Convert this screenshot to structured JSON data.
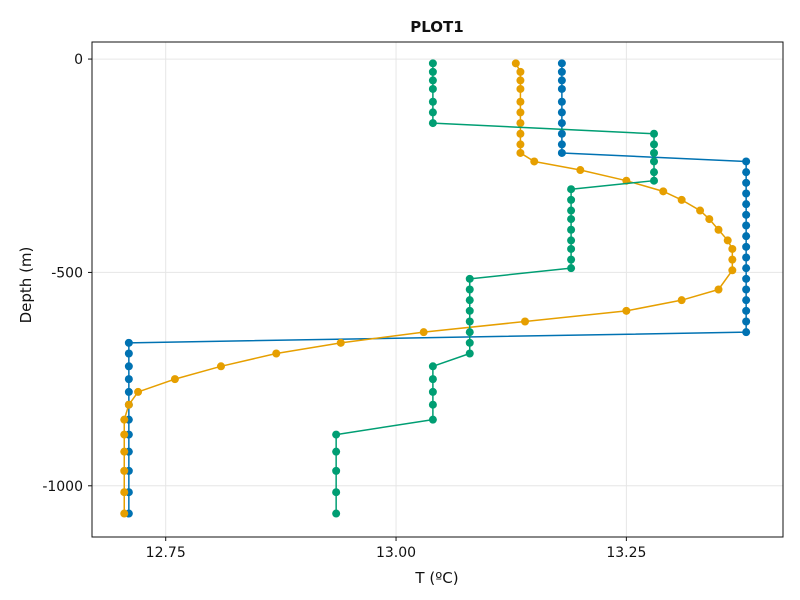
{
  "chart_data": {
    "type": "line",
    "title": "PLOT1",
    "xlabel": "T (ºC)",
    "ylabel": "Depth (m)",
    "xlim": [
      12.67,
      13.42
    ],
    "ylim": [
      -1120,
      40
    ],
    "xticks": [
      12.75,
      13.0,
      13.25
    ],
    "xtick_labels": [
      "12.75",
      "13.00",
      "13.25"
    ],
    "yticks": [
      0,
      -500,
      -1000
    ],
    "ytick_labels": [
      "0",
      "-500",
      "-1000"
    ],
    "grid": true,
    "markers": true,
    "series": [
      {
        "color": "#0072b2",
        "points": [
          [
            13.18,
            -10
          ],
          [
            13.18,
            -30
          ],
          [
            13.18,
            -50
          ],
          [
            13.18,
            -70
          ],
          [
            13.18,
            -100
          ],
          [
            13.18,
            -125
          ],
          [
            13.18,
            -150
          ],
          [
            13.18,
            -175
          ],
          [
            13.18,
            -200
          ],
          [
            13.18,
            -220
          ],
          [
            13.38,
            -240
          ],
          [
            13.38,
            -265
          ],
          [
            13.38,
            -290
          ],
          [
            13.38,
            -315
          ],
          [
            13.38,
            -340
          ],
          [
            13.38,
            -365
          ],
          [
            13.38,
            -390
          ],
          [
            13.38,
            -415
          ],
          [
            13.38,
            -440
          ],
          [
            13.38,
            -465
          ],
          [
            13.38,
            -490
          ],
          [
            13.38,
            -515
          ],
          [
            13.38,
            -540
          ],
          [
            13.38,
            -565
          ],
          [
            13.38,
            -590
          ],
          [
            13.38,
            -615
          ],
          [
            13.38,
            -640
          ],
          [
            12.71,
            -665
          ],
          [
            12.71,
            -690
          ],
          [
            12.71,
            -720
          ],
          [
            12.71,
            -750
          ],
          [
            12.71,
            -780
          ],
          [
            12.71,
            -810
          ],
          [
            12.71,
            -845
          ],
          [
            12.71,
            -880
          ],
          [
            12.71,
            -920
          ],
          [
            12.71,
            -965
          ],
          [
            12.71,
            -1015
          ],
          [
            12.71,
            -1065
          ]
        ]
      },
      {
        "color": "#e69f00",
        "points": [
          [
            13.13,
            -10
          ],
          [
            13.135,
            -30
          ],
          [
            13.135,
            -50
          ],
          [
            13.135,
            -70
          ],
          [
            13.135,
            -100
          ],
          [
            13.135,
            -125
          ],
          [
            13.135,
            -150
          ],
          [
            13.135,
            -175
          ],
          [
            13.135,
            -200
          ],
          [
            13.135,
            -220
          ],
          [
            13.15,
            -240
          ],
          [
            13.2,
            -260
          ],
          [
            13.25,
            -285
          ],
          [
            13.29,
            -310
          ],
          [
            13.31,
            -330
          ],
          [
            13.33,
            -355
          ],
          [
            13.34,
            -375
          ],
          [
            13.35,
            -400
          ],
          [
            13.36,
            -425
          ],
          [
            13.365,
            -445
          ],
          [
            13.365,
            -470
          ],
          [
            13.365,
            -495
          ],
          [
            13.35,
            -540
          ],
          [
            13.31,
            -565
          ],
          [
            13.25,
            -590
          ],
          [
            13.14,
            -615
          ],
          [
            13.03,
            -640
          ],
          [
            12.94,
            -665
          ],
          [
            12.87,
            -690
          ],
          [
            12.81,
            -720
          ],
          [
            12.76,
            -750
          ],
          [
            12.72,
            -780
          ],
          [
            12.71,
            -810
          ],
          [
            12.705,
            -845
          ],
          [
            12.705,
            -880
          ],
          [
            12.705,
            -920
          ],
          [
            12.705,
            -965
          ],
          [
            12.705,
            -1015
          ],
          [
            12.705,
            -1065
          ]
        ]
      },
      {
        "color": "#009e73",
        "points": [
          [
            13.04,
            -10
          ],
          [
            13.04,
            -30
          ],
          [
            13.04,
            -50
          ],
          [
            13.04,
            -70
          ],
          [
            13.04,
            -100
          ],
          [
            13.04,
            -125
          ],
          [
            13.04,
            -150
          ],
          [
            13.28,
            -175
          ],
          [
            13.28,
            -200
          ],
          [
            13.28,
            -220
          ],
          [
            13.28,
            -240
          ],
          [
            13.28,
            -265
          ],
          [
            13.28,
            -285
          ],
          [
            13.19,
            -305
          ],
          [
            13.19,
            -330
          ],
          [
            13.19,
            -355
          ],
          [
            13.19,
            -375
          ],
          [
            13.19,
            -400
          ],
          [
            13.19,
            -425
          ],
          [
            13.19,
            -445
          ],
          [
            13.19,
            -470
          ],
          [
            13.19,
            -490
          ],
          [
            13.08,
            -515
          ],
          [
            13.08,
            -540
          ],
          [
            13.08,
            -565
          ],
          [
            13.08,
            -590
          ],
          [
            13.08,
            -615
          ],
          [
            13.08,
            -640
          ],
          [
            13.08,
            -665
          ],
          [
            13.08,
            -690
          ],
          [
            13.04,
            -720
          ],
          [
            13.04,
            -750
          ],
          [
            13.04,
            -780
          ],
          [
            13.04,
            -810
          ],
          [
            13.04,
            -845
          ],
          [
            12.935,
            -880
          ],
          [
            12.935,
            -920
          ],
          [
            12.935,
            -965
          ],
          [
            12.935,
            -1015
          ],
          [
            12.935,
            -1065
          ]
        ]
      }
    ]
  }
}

+-------+

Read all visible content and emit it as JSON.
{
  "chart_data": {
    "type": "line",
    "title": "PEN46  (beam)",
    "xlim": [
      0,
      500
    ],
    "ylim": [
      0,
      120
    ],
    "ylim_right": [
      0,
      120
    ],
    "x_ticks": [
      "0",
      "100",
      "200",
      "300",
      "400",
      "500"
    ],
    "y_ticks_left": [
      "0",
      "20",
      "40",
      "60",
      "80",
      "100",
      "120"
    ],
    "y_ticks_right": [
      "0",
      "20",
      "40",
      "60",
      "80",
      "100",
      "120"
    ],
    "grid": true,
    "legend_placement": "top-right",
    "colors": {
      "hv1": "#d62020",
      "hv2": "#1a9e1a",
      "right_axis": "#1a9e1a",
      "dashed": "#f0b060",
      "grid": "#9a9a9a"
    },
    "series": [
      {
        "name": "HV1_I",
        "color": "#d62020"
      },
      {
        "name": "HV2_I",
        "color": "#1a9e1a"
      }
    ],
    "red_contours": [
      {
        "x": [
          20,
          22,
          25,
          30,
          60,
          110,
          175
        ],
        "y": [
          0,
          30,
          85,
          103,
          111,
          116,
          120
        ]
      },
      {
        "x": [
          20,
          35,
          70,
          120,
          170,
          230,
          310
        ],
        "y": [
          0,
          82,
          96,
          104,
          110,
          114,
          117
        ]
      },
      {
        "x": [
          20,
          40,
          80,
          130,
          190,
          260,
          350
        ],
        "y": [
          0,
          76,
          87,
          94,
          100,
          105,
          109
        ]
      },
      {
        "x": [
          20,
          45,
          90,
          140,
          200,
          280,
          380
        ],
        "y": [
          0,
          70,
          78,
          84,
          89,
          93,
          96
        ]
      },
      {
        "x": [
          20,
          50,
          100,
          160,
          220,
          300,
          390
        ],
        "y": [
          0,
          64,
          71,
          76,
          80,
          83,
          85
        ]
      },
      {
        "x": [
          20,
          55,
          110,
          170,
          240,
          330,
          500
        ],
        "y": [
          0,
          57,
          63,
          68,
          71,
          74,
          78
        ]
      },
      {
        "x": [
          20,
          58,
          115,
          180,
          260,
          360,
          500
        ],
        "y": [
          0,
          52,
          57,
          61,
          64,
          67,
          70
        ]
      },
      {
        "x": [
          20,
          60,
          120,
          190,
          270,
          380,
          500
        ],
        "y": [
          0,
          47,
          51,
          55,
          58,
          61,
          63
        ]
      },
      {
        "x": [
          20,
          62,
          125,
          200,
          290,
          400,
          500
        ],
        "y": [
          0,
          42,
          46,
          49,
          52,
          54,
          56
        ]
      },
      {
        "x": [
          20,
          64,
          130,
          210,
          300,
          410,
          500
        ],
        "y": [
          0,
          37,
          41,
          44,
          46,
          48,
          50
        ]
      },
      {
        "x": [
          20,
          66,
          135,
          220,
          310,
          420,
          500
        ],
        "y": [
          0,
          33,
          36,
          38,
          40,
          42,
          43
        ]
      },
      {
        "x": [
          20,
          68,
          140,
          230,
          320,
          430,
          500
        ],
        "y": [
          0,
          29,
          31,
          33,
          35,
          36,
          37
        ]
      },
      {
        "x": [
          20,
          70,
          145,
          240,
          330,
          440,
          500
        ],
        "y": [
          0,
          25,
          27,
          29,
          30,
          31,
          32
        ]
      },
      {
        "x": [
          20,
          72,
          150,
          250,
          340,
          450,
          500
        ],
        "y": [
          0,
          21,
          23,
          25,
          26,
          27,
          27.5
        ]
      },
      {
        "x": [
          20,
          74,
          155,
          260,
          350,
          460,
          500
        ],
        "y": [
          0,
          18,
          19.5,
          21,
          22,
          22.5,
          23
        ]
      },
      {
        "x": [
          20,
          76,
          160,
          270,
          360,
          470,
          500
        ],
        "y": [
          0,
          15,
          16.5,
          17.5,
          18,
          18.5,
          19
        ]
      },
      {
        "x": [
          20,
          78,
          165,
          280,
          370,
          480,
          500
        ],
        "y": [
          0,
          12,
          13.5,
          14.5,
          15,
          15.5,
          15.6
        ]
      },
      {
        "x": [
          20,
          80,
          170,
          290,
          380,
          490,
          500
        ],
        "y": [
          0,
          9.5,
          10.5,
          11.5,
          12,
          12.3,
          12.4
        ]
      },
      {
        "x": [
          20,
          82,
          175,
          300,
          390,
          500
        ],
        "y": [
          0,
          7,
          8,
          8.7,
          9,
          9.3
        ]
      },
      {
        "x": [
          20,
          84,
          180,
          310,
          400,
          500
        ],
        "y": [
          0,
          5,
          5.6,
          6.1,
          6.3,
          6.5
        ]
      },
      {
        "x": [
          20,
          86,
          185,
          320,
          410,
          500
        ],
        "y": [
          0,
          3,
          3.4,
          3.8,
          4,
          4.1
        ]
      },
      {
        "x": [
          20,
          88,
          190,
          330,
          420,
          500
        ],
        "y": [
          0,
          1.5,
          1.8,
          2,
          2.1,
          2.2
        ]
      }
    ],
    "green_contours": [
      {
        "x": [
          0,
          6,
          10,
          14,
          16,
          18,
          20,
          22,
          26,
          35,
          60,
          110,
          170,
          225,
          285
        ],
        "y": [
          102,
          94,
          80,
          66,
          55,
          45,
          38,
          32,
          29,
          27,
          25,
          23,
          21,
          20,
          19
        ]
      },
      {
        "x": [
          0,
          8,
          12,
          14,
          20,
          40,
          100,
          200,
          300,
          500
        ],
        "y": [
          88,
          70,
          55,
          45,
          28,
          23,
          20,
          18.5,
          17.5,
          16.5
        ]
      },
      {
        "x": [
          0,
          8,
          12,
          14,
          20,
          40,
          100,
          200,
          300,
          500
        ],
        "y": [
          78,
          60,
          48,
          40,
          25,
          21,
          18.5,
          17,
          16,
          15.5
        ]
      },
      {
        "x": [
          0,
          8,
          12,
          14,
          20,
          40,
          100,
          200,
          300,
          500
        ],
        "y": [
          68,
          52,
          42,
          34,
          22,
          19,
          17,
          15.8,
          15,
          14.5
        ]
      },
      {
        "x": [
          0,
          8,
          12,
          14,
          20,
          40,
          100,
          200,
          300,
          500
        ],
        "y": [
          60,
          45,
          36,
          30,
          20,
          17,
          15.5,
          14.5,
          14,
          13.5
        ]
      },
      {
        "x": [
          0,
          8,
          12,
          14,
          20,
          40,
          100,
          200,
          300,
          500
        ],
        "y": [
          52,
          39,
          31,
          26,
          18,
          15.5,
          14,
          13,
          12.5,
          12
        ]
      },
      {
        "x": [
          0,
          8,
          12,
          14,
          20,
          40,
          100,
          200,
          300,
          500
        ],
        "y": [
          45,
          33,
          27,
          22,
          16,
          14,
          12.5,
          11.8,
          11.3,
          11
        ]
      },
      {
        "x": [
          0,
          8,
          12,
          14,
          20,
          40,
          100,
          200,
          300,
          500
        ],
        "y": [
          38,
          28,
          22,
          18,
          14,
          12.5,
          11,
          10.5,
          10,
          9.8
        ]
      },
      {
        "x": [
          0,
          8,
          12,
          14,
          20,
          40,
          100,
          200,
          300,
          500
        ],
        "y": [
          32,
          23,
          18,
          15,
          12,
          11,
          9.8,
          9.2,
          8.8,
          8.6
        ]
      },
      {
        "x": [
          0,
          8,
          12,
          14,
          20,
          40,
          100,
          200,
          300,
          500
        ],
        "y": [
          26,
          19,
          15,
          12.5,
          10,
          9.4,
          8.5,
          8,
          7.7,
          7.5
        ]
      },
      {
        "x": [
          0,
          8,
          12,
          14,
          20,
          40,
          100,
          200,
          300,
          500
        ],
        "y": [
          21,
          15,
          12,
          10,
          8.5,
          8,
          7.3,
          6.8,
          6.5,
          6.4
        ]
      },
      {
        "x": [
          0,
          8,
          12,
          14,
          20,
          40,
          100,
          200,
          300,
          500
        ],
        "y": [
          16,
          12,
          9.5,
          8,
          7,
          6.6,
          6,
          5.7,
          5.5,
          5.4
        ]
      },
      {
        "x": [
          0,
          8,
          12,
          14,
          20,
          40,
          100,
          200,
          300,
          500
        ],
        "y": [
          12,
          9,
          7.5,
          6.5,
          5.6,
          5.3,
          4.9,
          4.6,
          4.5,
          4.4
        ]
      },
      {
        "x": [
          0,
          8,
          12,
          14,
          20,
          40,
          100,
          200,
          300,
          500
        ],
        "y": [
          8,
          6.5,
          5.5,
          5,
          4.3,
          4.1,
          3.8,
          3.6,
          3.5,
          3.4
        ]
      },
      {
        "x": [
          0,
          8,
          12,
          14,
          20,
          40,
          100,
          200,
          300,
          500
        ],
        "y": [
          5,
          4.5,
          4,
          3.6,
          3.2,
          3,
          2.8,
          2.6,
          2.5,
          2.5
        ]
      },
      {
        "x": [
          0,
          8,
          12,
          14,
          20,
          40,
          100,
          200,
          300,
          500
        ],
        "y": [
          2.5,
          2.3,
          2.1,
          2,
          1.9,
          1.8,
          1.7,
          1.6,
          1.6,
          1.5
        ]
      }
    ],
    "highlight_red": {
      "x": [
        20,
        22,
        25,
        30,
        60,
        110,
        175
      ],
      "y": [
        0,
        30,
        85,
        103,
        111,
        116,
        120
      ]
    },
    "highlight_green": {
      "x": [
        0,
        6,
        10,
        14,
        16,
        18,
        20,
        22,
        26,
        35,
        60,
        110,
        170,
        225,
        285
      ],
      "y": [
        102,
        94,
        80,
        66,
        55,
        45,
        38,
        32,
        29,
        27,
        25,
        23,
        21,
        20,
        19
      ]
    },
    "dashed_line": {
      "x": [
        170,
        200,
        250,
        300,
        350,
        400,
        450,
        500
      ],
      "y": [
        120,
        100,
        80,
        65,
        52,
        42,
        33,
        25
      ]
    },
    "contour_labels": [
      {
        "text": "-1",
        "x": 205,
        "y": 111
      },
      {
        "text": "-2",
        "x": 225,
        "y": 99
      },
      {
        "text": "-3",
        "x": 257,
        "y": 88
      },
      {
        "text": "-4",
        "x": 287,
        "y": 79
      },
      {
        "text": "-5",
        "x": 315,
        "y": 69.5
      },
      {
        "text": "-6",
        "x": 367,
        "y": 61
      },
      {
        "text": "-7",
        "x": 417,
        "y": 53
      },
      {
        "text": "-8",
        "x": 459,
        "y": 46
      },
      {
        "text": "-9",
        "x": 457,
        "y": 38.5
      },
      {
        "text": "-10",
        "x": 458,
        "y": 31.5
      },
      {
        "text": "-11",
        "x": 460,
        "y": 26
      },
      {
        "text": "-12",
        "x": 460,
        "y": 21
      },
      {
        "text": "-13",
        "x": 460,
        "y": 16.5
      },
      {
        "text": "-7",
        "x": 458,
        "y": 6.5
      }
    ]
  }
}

+-------+

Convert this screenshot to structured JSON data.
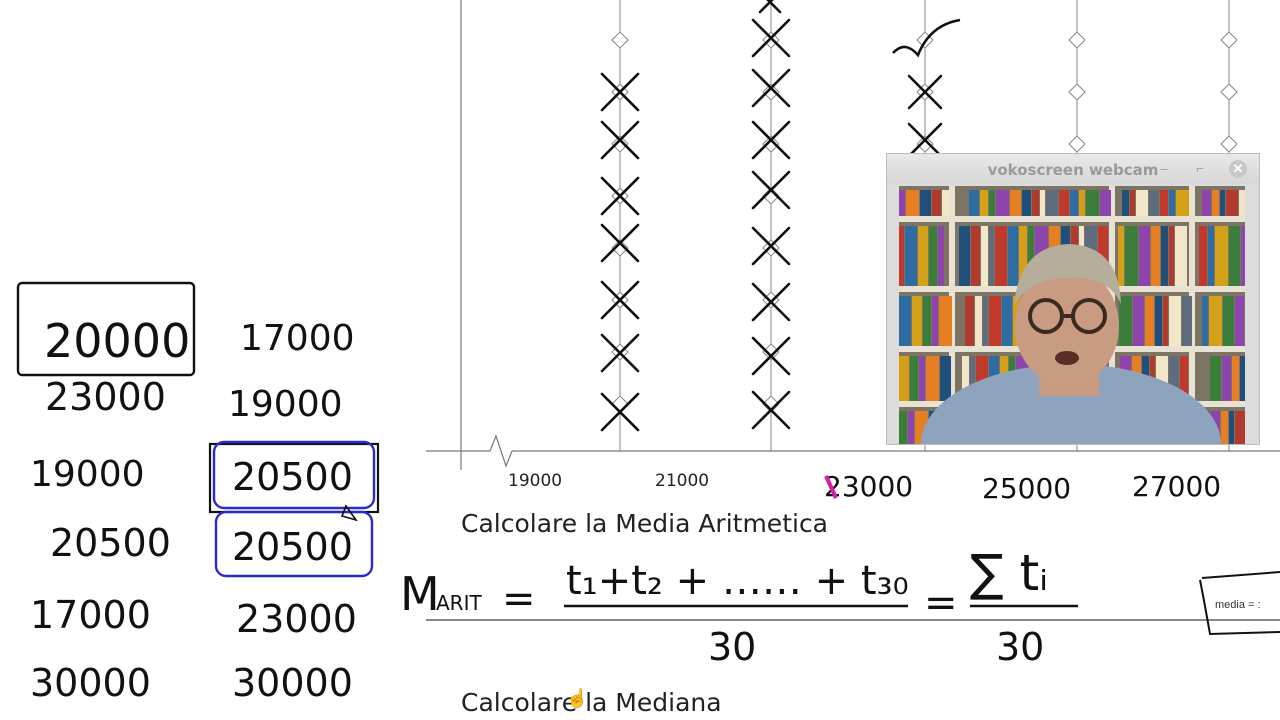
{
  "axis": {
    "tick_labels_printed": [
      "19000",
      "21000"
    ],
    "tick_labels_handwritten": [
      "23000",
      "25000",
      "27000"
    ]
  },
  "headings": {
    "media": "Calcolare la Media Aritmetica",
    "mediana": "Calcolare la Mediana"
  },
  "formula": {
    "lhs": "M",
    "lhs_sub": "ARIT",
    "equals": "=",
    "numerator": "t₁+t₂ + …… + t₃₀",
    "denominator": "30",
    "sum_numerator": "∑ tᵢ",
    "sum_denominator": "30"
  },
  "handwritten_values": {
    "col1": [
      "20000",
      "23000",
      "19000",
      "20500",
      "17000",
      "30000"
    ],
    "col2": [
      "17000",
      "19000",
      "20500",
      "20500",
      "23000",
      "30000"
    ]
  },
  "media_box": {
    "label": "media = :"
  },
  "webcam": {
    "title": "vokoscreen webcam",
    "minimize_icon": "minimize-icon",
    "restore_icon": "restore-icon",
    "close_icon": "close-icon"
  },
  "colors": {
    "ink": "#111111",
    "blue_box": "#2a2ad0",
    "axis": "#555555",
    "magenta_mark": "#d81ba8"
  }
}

+-------+

AIM OF THE EXERCISE:
Report how many lines in the listing above include the word "icon". Give nothing but the number.

THE RESPONSE:
3